**Input rows:**
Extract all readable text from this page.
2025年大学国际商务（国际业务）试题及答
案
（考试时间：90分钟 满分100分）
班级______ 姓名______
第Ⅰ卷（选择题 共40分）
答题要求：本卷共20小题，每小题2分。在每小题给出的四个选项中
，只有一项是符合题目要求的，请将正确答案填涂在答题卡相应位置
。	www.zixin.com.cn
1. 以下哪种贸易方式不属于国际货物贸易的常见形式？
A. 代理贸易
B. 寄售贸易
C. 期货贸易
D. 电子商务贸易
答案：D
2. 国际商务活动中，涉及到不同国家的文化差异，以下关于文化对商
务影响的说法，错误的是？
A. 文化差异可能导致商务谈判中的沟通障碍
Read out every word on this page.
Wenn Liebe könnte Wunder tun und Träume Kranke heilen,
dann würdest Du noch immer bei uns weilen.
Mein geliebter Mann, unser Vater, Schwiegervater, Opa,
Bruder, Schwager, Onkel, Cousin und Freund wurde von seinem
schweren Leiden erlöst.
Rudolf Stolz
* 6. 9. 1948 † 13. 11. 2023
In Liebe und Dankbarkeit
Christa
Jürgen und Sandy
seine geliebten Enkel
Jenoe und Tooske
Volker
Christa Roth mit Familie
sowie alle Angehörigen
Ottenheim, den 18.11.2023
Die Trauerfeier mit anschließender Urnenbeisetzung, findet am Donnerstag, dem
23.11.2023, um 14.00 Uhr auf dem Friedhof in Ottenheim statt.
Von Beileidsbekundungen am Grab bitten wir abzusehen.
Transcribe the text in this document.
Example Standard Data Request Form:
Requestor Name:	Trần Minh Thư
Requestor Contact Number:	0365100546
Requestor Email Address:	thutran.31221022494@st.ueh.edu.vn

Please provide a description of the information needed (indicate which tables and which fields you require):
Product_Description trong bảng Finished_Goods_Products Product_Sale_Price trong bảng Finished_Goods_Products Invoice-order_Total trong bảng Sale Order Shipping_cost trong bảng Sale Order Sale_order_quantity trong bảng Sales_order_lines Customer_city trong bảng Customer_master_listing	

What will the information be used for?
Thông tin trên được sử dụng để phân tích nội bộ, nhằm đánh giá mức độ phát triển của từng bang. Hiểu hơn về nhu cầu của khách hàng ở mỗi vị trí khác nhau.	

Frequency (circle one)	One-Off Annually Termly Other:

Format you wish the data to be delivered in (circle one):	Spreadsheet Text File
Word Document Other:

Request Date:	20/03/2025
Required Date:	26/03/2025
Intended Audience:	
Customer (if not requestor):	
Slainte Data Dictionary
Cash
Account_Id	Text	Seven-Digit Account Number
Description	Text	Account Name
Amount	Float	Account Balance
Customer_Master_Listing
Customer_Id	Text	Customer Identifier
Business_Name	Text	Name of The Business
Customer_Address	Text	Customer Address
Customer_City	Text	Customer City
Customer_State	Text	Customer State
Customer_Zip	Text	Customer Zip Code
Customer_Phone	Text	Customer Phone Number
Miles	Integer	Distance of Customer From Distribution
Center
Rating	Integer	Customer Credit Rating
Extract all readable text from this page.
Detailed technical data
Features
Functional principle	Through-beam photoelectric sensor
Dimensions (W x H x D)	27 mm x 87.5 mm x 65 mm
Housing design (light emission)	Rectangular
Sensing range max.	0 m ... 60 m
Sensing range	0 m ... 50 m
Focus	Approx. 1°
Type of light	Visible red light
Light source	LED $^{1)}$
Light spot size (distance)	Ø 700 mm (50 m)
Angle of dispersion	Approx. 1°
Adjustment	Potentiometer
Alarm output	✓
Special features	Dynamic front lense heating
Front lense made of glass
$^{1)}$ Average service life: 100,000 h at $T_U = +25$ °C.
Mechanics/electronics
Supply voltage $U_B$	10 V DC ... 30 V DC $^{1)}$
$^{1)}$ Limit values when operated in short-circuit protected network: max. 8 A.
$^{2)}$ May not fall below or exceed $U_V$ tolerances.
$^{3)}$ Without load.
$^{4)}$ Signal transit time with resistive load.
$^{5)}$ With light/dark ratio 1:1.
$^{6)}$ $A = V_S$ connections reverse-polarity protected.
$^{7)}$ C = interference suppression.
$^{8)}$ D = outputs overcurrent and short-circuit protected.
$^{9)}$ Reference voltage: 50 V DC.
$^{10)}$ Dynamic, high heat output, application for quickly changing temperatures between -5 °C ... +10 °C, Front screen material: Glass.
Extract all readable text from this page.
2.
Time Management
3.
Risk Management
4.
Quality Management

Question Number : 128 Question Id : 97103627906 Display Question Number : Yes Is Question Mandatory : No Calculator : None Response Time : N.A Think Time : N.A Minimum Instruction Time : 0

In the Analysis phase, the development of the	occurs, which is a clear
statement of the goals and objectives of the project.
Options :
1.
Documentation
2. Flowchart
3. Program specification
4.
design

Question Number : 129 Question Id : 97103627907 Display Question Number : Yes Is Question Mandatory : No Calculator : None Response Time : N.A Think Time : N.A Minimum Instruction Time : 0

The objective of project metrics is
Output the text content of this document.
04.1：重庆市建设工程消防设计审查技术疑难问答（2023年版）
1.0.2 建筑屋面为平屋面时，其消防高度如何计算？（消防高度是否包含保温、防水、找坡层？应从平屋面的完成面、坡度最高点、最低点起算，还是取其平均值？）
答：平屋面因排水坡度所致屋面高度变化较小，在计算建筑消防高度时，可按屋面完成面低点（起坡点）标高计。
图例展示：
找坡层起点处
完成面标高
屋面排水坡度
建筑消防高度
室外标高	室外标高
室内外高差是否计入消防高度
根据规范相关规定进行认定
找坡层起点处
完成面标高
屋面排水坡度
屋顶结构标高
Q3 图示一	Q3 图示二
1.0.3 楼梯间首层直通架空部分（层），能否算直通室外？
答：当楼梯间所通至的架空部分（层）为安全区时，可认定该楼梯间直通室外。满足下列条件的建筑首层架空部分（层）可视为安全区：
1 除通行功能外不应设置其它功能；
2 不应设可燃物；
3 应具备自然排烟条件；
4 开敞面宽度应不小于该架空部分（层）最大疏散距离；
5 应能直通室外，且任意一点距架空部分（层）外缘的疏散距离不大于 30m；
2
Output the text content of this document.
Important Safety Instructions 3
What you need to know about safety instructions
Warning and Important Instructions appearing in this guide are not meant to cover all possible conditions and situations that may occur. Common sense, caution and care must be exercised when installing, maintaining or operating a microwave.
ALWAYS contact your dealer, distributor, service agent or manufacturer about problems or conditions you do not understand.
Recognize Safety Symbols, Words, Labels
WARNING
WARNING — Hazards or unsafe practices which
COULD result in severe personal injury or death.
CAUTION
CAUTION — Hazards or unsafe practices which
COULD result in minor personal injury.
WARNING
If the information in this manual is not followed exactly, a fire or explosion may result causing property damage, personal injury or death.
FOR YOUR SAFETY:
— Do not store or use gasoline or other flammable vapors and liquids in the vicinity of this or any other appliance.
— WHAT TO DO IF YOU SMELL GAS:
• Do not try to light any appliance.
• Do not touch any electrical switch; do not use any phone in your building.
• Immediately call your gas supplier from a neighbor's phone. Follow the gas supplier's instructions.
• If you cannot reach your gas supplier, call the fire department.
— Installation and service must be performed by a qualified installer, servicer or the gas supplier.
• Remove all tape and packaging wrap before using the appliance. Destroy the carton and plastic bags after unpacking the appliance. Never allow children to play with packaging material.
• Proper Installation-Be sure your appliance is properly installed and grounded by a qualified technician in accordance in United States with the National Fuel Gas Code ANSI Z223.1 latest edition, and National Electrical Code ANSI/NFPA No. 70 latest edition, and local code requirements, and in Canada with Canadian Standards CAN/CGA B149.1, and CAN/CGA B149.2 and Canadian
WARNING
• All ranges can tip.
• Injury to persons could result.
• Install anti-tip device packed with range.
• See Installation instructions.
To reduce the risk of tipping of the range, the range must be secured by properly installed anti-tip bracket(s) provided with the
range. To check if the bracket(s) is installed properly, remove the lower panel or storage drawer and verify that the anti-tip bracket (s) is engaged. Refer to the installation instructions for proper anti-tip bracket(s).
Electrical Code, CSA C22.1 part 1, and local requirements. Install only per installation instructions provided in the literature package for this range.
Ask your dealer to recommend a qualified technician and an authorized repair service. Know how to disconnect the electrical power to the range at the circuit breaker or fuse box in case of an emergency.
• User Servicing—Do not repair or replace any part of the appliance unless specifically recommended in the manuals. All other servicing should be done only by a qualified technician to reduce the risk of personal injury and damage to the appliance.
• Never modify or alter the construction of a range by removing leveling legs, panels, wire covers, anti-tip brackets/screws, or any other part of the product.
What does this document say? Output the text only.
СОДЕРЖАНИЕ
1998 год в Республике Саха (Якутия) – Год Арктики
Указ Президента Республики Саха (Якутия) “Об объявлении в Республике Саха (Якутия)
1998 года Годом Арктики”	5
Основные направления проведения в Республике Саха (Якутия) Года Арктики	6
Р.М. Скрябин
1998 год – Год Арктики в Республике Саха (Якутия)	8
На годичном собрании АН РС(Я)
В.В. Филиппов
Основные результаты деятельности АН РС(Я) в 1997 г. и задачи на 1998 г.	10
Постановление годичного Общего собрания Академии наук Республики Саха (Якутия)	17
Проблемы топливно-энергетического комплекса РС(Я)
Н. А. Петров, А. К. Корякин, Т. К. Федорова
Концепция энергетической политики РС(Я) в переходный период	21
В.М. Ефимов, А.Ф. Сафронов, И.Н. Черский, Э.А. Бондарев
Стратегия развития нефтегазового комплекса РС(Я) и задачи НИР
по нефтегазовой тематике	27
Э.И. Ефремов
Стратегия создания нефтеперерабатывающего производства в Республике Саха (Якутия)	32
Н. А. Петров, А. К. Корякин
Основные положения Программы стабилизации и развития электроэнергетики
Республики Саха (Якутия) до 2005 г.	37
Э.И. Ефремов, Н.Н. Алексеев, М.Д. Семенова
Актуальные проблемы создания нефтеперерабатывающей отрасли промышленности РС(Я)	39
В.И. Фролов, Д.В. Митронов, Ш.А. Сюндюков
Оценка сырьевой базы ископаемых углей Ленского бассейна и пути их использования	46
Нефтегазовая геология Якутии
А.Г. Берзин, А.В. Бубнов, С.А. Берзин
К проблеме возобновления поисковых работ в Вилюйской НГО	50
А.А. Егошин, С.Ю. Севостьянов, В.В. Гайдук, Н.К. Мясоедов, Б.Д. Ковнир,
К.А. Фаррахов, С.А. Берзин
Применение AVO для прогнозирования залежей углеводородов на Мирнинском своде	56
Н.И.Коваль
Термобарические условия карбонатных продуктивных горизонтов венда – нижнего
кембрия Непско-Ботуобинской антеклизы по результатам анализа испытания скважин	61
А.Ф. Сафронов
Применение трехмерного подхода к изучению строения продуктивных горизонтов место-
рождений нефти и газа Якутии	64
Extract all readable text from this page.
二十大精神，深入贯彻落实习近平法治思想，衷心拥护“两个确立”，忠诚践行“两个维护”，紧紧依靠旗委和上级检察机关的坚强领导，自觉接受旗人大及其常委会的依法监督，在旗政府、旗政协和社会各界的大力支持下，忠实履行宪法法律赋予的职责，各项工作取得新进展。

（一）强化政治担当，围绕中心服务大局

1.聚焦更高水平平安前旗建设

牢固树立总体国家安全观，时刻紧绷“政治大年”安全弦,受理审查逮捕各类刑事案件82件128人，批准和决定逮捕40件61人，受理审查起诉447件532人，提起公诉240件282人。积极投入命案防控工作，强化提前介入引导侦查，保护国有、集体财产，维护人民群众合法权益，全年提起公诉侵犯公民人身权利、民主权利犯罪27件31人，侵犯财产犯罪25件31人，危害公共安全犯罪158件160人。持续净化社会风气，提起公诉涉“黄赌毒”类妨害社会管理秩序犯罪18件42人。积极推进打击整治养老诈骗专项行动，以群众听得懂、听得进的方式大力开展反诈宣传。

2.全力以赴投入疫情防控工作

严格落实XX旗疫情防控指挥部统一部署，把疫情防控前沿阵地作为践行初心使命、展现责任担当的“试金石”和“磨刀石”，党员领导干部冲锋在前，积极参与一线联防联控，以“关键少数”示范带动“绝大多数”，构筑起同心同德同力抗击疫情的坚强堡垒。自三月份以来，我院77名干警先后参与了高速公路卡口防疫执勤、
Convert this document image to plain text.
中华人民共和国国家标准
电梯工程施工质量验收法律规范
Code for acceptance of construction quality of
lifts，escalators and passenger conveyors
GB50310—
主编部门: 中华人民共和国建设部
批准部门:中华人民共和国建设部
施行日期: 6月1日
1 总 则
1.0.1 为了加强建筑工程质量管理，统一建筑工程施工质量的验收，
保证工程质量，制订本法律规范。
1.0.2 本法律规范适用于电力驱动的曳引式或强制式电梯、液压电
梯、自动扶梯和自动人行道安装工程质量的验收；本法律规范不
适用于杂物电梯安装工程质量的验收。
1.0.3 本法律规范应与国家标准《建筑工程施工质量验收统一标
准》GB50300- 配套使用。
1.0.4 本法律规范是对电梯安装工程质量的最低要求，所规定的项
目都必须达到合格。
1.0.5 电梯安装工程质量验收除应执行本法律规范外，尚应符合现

**Problem:** Each line that holds the word "создания" is to be copied.

**Answer to the problem:**
Стратегия создания нефтеперерабатывающего производства в Республике Саха (Якутия)	32
Актуальные проблемы создания нефтеперерабатывающей отрасли промышленности РС(Я)	39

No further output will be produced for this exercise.